* **Raw records**:
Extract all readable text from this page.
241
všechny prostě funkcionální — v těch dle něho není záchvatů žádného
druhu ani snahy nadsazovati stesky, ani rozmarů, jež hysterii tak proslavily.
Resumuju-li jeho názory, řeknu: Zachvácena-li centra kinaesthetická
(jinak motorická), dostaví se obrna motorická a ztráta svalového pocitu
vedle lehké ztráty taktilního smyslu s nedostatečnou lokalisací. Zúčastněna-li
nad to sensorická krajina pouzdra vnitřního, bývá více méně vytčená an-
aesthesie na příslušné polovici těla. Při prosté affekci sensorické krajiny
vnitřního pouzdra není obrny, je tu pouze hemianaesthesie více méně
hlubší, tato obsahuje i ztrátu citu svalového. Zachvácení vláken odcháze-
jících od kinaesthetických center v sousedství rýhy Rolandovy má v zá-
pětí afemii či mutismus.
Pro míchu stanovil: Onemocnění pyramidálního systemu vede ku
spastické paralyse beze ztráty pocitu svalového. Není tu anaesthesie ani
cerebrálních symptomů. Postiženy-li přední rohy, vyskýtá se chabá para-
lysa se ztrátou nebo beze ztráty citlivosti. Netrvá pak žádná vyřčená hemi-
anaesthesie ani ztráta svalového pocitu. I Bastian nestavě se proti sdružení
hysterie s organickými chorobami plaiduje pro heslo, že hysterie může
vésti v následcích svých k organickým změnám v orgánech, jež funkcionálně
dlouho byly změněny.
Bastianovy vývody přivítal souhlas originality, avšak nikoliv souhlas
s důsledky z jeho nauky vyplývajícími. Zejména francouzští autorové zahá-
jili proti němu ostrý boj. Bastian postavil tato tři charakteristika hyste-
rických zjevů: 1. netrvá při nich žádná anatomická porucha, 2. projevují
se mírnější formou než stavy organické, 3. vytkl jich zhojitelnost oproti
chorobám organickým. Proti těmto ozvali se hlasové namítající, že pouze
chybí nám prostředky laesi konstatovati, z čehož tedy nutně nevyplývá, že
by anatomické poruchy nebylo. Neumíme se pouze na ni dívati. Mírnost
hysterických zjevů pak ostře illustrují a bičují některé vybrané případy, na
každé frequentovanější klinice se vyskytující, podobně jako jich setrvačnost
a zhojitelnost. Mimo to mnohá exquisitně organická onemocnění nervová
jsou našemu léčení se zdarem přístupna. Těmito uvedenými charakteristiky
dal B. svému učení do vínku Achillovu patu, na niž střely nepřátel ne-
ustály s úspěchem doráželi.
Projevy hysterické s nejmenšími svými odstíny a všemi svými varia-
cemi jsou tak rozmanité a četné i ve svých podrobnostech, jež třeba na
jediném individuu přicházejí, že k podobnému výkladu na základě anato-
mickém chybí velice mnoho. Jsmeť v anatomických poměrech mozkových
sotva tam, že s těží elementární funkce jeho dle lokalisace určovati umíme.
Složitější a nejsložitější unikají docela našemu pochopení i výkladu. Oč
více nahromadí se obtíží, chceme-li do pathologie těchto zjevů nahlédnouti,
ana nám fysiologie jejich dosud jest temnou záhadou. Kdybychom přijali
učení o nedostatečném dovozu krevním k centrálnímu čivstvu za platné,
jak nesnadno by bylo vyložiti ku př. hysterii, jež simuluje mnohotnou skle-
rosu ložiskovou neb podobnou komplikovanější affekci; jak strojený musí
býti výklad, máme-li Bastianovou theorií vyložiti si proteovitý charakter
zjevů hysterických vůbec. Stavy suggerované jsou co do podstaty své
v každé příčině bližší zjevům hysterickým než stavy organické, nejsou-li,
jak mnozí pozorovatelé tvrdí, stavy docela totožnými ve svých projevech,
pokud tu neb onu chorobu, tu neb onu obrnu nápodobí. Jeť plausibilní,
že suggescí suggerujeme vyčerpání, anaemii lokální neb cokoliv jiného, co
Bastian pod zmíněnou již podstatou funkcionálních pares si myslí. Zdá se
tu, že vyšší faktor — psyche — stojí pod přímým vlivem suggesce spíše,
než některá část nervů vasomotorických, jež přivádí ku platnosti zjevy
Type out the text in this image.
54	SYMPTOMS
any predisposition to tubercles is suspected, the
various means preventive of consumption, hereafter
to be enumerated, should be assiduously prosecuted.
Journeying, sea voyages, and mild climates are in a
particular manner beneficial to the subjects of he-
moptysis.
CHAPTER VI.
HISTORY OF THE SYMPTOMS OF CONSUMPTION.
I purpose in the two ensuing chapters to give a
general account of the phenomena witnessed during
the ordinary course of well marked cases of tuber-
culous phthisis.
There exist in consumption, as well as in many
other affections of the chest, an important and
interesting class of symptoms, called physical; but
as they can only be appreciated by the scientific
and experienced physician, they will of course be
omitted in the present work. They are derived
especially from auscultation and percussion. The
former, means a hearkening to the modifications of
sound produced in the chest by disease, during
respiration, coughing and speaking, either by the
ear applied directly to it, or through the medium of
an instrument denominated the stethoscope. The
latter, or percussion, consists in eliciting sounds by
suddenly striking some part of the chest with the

* **Task directions**: Copy out each line of the records that holds the string "vyložiti".

* **Finished task**:
jak nesnadno by bylo vyložiti ku př. hysterii, jež simuluje mnohotnou skle-
býti výklad, máme-li Bastianovou theorií vyložiti si proteovitý charakter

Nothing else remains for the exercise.